'''
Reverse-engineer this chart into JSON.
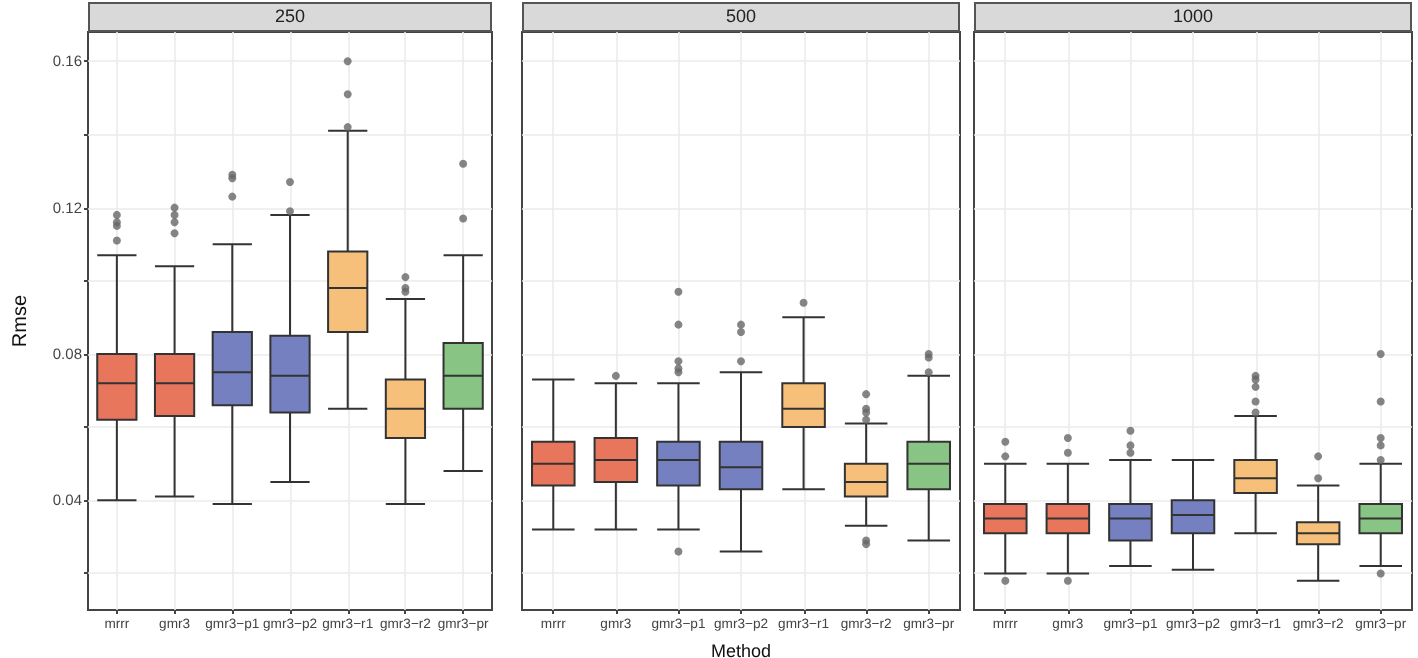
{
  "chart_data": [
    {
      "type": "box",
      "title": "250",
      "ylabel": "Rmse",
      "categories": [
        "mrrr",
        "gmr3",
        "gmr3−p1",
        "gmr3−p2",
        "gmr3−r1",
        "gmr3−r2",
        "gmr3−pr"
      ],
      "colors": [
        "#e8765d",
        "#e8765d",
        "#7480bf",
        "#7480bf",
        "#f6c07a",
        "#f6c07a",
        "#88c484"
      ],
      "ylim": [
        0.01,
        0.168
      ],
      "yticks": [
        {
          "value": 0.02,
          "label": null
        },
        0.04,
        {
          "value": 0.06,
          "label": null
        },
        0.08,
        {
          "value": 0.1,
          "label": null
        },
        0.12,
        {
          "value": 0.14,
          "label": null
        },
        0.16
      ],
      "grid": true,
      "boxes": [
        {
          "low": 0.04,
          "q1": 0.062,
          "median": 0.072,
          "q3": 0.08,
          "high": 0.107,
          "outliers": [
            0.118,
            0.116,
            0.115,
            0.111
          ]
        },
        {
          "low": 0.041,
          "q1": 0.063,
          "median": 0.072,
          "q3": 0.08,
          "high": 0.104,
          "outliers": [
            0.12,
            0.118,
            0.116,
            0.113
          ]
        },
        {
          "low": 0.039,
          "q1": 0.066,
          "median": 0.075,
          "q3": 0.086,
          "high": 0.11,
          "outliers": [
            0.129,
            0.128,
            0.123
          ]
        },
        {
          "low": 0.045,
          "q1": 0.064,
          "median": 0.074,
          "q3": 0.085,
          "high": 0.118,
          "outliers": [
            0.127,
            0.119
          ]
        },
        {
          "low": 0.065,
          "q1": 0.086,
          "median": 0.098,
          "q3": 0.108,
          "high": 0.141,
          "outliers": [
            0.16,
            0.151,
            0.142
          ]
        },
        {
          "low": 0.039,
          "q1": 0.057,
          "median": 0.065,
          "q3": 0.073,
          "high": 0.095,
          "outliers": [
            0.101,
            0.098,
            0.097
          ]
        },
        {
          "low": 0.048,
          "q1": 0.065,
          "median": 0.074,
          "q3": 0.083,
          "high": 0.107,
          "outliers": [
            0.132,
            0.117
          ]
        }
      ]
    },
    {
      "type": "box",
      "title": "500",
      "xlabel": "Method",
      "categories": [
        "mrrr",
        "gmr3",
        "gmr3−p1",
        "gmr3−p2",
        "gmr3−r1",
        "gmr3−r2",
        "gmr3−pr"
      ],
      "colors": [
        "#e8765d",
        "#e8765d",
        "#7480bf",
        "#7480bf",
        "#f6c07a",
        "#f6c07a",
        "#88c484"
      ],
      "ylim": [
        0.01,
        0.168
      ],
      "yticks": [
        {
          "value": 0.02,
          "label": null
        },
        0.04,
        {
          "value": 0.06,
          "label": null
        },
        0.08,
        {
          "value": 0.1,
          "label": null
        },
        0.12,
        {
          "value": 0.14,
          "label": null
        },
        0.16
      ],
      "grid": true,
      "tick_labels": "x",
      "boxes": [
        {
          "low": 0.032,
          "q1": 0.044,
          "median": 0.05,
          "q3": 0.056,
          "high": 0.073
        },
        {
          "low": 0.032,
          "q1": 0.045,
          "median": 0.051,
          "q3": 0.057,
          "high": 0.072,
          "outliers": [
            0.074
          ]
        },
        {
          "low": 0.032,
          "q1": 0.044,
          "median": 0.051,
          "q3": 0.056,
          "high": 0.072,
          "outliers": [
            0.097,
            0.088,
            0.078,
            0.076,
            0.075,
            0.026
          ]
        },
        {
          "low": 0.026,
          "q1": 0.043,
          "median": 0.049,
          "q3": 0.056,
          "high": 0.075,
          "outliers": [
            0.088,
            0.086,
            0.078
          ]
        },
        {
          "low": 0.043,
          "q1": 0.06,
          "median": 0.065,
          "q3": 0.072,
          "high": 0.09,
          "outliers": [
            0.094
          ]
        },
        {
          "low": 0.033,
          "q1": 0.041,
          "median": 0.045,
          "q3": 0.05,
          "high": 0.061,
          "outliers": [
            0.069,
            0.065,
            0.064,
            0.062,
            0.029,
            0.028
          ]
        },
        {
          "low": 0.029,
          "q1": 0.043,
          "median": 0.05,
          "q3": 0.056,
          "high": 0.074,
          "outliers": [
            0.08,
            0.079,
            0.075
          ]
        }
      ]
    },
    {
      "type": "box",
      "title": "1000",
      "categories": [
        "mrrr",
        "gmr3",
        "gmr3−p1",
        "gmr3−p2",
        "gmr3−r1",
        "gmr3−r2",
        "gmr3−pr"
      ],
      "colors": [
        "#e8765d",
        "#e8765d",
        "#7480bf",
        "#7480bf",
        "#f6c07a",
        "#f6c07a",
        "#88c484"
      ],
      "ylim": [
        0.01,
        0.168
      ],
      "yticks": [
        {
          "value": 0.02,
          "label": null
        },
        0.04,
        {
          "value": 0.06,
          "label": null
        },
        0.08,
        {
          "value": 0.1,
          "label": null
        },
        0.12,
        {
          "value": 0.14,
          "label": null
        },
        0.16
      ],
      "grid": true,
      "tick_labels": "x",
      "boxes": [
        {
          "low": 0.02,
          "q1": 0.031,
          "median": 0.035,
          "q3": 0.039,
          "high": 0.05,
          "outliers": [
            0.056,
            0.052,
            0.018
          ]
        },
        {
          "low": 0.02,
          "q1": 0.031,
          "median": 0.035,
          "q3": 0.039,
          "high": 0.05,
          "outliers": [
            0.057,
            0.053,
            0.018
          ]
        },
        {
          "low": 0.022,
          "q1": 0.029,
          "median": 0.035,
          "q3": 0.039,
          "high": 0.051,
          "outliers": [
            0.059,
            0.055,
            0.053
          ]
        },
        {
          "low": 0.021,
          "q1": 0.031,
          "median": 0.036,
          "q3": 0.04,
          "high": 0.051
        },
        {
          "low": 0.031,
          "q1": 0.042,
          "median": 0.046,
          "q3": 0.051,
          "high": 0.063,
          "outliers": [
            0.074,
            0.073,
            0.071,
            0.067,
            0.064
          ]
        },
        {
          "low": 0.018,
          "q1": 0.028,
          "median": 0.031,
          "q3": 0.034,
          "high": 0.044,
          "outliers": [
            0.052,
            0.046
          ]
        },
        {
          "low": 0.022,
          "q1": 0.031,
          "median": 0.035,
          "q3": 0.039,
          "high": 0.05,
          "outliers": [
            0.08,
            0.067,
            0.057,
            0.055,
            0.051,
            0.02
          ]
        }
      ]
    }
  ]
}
'''
Copy the listing in full and without alteration, omitting every picture.

Reverse-engineer this chart into JSON.
{
  "chart_data": [
    {
      "type": "box",
      "title": "250",
      "ylabel": "Rmse",
      "categories": [
        "mrrr",
        "gmr3",
        "gmr3−p1",
        "gmr3−p2",
        "gmr3−r1",
        "gmr3−r2",
        "gmr3−pr"
      ],
      "colors": [
        "#e8765d",
        "#e8765d",
        "#7480bf",
        "#7480bf",
        "#f6c07a",
        "#f6c07a",
        "#88c484"
      ],
      "ylim": [
        0.01,
        0.168
      ],
      "yticks": [
        {
          "value": 0.02,
          "label": null
        },
        0.04,
        {
          "value": 0.06,
          "label": null
        },
        0.08,
        {
          "value": 0.1,
          "label": null
        },
        0.12,
        {
          "value": 0.14,
          "label": null
        },
        0.16
      ],
      "grid": true,
      "boxes": [
        {
          "low": 0.04,
          "q1": 0.062,
          "median": 0.072,
          "q3": 0.08,
          "high": 0.107,
          "outliers": [
            0.118,
            0.116,
            0.115,
            0.111
          ]
        },
        {
          "low": 0.041,
          "q1": 0.063,
          "median": 0.072,
          "q3": 0.08,
          "high": 0.104,
          "outliers": [
            0.12,
            0.118,
            0.116,
            0.113
          ]
        },
        {
          "low": 0.039,
          "q1": 0.066,
          "median": 0.075,
          "q3": 0.086,
          "high": 0.11,
          "outliers": [
            0.129,
            0.128,
            0.123
          ]
        },
        {
          "low": 0.045,
          "q1": 0.064,
          "median": 0.074,
          "q3": 0.085,
          "high": 0.118,
          "outliers": [
            0.127,
            0.119
          ]
        },
        {
          "low": 0.065,
          "q1": 0.086,
          "median": 0.098,
          "q3": 0.108,
          "high": 0.141,
          "outliers": [
            0.16,
            0.151,
            0.142
          ]
        },
        {
          "low": 0.039,
          "q1": 0.057,
          "median": 0.065,
          "q3": 0.073,
          "high": 0.095,
          "outliers": [
            0.101,
            0.098,
            0.097
          ]
        },
        {
          "low": 0.048,
          "q1": 0.065,
          "median": 0.074,
          "q3": 0.083,
          "high": 0.107,
          "outliers": [
            0.132,
            0.117
          ]
        }
      ]
    },
    {
      "type": "box",
      "title": "500",
      "xlabel": "Method",
      "categories": [
        "mrrr",
        "gmr3",
        "gmr3−p1",
        "gmr3−p2",
        "gmr3−r1",
        "gmr3−r2",
        "gmr3−pr"
      ],
      "colors": [
        "#e8765d",
        "#e8765d",
        "#7480bf",
        "#7480bf",
        "#f6c07a",
        "#f6c07a",
        "#88c484"
      ],
      "ylim": [
        0.01,
        0.168
      ],
      "yticks": [
        {
          "value": 0.02,
          "label": null
        },
        0.04,
        {
          "value": 0.06,
          "label": null
        },
        0.08,
        {
          "value": 0.1,
          "label": null
        },
        0.12,
        {
          "value": 0.14,
          "label": null
        },
        0.16
      ],
      "grid": true,
      "tick_labels": "x",
      "boxes": [
        {
          "low": 0.032,
          "q1": 0.044,
          "median": 0.05,
          "q3": 0.056,
          "high": 0.073
        },
        {
          "low": 0.032,
          "q1": 0.045,
          "median": 0.051,
          "q3": 0.057,
          "high": 0.072,
          "outliers": [
            0.074
          ]
        },
        {
          "low": 0.032,
          "q1": 0.044,
          "median": 0.051,
          "q3": 0.056,
          "high": 0.072,
          "outliers": [
            0.097,
            0.088,
            0.078,
            0.076,
            0.075,
            0.026
          ]
        },
        {
          "low": 0.026,
          "q1": 0.043,
          "median": 0.049,
          "q3": 0.056,
          "high": 0.075,
          "outliers": [
            0.088,
            0.086,
            0.078
          ]
        },
        {
          "low": 0.043,
          "q1": 0.06,
          "median": 0.065,
          "q3": 0.072,
          "high": 0.09,
          "outliers": [
            0.094
          ]
        },
        {
          "low": 0.033,
          "q1": 0.041,
          "median": 0.045,
          "q3": 0.05,
          "high": 0.061,
          "outliers": [
            0.069,
            0.065,
            0.064,
            0.062,
            0.029,
            0.028
          ]
        },
        {
          "low": 0.029,
          "q1": 0.043,
          "median": 0.05,
          "q3": 0.056,
          "high": 0.074,
          "outliers": [
            0.08,
            0.079,
            0.075
          ]
        }
      ]
    },
    {
      "type": "box",
      "title": "1000",
      "categories": [
        "mrrr",
        "gmr3",
        "gmr3−p1",
        "gmr3−p2",
        "gmr3−r1",
        "gmr3−r2",
        "gmr3−pr"
      ],
      "colors": [
        "#e8765d",
        "#e8765d",
        "#7480bf",
        "#7480bf",
        "#f6c07a",
        "#f6c07a",
        "#88c484"
      ],
      "ylim": [
        0.01,
        0.168
      ],
      "yticks": [
        {
          "value": 0.02,
          "label": null
        },
        0.04,
        {
          "value": 0.06,
          "label": null
        },
        0.08,
        {
          "value": 0.1,
          "label": null
        },
        0.12,
        {
          "value": 0.14,
          "label": null
        },
        0.16
      ],
      "grid": true,
      "tick_labels": "x",
      "boxes": [
        {
          "low": 0.02,
          "q1": 0.031,
          "median": 0.035,
          "q3": 0.039,
          "high": 0.05,
          "outliers": [
            0.056,
            0.052,
            0.018
          ]
        },
        {
          "low": 0.02,
          "q1": 0.031,
          "median": 0.035,
          "q3": 0.039,
          "high": 0.05,
          "outliers": [
            0.057,
            0.053,
            0.018
          ]
        },
        {
          "low": 0.022,
          "q1": 0.029,
          "median": 0.035,
          "q3": 0.039,
          "high": 0.051,
          "outliers": [
            0.059,
            0.055,
            0.053
          ]
        },
        {
          "low": 0.021,
          "q1": 0.031,
          "median": 0.036,
          "q3": 0.04,
          "high": 0.051
        },
        {
          "low": 0.031,
          "q1": 0.042,
          "median": 0.046,
          "q3": 0.051,
          "high": 0.063,
          "outliers": [
            0.074,
            0.073,
            0.071,
            0.067,
            0.064
          ]
        },
        {
          "low": 0.018,
          "q1": 0.028,
          "median": 0.031,
          "q3": 0.034,
          "high": 0.044,
          "outliers": [
            0.052,
            0.046
          ]
        },
        {
          "low": 0.022,
          "q1": 0.031,
          "median": 0.035,
          "q3": 0.039,
          "high": 0.05,
          "outliers": [
            0.08,
            0.067,
            0.057,
            0.055,
            0.051,
            0.02
          ]
        }
      ]
    }
  ]
}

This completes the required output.